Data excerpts
*****
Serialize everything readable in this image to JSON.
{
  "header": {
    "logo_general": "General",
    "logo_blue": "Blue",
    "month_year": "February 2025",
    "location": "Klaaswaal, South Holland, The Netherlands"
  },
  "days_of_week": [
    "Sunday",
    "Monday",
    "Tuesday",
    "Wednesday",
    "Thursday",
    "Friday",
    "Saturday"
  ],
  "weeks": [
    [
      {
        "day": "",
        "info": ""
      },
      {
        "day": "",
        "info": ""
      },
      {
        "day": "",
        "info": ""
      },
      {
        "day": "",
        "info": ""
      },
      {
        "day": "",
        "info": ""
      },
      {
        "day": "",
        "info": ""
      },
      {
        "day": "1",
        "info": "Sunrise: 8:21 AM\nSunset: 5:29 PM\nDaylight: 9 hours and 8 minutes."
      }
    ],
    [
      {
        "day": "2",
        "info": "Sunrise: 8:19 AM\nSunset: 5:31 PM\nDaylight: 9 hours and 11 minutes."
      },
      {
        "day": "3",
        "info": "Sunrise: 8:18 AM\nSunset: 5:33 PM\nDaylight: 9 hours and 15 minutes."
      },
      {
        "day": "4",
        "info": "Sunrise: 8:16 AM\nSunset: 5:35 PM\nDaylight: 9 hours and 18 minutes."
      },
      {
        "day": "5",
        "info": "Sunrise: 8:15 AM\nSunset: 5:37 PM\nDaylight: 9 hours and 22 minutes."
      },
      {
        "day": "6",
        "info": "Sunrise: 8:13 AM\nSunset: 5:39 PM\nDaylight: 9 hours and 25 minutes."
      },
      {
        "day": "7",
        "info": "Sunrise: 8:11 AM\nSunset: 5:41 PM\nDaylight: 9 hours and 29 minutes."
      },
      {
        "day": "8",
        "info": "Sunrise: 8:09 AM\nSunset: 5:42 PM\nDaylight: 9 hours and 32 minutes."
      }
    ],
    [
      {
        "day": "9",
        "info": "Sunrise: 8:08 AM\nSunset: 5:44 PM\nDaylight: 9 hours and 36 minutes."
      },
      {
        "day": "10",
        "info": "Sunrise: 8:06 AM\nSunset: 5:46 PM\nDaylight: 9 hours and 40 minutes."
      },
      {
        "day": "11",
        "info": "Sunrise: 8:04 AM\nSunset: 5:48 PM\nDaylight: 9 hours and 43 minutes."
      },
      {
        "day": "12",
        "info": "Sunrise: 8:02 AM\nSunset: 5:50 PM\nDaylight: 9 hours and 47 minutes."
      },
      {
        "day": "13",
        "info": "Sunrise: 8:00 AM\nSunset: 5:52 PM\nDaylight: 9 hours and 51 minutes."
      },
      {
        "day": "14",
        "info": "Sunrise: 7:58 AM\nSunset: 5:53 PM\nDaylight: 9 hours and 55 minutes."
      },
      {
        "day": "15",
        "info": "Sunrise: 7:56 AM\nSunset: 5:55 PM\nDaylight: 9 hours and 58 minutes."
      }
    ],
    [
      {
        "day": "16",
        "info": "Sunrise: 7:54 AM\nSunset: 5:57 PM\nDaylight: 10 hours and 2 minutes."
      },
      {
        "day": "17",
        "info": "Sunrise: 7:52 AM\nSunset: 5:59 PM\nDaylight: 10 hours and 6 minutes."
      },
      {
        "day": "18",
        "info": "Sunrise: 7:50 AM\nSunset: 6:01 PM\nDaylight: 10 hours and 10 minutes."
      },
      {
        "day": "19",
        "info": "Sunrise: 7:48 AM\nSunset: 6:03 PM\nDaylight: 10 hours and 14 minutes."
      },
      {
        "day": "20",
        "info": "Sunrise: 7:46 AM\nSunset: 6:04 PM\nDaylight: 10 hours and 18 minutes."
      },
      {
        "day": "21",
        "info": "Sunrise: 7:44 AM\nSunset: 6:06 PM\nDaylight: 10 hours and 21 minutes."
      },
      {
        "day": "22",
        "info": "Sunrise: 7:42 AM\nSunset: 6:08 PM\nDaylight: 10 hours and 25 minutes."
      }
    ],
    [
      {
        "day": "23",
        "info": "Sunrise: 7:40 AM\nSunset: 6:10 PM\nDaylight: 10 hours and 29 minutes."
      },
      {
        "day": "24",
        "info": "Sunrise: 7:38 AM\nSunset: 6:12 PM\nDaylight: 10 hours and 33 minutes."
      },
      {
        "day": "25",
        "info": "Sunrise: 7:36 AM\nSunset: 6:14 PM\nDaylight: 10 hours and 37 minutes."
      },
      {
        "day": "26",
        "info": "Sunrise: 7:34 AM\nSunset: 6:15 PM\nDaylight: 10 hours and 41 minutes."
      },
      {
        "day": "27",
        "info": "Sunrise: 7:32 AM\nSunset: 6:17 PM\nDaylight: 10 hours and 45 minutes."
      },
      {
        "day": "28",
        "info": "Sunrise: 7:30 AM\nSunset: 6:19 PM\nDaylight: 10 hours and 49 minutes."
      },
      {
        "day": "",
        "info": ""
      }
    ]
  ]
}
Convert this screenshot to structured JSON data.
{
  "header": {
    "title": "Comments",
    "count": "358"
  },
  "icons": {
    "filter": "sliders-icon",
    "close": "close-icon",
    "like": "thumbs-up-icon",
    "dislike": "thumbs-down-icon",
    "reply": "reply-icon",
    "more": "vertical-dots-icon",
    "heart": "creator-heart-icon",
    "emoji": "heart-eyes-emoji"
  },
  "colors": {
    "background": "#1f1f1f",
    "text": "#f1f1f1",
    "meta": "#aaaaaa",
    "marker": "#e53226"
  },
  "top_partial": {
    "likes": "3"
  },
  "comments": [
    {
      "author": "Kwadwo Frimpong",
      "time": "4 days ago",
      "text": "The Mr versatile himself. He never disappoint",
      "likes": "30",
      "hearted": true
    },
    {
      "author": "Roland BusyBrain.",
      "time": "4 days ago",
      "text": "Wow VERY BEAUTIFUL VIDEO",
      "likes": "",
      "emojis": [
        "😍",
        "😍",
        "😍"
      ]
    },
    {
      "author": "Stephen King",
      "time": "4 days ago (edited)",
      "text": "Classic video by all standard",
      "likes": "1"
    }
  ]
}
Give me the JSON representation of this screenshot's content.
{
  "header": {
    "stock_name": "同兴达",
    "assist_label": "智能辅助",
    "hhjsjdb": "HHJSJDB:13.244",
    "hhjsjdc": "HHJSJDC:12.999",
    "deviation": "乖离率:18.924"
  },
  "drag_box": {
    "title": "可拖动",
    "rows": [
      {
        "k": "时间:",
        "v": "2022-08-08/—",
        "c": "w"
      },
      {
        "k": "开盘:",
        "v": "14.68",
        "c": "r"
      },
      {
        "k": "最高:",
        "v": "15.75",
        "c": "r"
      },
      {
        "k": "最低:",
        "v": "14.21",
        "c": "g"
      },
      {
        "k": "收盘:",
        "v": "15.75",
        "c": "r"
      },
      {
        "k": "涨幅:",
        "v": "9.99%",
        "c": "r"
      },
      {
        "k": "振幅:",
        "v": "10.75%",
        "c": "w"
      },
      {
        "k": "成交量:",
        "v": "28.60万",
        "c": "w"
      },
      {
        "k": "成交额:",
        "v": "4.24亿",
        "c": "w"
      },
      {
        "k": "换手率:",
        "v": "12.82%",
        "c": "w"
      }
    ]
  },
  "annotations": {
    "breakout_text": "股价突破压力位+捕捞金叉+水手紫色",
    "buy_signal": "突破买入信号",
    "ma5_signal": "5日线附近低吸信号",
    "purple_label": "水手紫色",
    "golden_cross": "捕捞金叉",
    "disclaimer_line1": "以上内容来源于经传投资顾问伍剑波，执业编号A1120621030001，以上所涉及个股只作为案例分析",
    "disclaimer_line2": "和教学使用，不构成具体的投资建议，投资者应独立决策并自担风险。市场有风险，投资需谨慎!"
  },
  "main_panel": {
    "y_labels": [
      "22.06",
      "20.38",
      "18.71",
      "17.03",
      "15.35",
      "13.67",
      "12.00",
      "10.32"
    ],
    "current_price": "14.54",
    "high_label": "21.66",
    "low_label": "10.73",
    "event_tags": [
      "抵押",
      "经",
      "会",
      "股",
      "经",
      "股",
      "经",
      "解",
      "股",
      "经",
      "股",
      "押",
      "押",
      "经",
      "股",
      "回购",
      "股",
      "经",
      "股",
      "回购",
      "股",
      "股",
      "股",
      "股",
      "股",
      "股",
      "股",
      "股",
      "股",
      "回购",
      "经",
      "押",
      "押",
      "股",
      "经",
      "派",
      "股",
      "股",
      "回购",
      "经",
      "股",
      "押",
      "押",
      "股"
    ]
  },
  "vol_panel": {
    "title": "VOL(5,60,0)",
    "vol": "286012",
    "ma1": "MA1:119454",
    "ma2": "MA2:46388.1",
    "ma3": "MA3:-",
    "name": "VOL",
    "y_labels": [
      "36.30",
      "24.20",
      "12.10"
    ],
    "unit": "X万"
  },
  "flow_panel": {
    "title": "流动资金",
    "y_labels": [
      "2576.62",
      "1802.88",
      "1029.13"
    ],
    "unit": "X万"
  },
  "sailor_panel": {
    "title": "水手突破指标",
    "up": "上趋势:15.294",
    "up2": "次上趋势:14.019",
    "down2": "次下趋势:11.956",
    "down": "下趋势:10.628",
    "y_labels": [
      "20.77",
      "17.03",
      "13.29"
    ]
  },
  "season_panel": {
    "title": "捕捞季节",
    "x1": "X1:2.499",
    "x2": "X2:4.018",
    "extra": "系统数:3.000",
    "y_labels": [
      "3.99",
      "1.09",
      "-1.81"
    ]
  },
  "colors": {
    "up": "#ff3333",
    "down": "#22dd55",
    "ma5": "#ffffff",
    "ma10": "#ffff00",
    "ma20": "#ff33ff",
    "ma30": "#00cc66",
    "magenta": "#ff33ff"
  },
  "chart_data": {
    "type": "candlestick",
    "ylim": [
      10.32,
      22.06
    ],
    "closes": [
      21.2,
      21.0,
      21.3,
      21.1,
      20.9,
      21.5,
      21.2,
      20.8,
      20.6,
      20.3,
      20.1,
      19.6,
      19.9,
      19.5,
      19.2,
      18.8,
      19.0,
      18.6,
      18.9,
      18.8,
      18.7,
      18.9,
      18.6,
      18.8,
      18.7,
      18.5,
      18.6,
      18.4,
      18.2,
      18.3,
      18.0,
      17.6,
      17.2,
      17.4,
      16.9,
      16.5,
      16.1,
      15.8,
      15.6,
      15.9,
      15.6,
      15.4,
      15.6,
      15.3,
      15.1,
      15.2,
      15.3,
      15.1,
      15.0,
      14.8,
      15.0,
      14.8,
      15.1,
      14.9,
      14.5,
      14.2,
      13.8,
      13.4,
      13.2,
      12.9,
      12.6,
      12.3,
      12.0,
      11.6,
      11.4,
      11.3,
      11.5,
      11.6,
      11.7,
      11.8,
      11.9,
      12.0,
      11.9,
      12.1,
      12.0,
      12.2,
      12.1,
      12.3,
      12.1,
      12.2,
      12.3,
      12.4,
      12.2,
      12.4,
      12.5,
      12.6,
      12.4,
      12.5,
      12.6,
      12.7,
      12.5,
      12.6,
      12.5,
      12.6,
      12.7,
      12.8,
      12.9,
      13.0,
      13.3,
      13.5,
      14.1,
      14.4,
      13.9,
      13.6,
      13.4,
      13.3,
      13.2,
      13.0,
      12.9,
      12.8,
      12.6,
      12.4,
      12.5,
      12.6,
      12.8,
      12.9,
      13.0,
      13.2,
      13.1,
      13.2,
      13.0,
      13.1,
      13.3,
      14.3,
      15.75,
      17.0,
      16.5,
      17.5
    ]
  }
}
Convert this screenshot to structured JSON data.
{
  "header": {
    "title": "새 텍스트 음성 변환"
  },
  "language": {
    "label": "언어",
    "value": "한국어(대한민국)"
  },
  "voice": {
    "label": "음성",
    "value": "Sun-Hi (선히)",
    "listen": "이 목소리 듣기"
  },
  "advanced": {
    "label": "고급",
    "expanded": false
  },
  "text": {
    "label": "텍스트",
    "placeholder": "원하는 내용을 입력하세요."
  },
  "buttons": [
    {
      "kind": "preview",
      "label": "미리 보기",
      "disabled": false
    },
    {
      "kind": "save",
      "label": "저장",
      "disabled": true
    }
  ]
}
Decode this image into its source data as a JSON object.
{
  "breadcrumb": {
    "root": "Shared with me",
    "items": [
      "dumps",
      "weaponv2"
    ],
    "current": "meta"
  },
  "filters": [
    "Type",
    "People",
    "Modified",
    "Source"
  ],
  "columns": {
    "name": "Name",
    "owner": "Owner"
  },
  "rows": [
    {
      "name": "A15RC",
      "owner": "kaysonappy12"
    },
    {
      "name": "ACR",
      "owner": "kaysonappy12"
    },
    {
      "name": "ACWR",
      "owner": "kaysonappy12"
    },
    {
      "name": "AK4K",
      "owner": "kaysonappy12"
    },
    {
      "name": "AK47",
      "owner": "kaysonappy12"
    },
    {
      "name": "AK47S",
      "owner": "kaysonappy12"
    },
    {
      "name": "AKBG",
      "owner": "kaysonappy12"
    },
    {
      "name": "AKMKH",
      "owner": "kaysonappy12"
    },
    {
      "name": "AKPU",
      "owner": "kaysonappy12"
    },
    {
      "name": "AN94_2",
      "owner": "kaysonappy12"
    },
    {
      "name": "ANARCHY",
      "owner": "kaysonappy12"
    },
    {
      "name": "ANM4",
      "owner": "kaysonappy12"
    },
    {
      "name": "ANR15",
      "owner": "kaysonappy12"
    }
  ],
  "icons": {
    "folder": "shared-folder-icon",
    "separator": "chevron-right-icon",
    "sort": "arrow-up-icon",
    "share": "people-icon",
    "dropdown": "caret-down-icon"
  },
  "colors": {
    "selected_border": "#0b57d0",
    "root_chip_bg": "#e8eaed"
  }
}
*****
> WHAT THE EXERCISE ASKS
Select, from the listing, all lines that include the word "thumbs".

> EXPECTED ANSWER
    "like": "thumbs-up-icon",
    "dislike": "thumbs-down-icon",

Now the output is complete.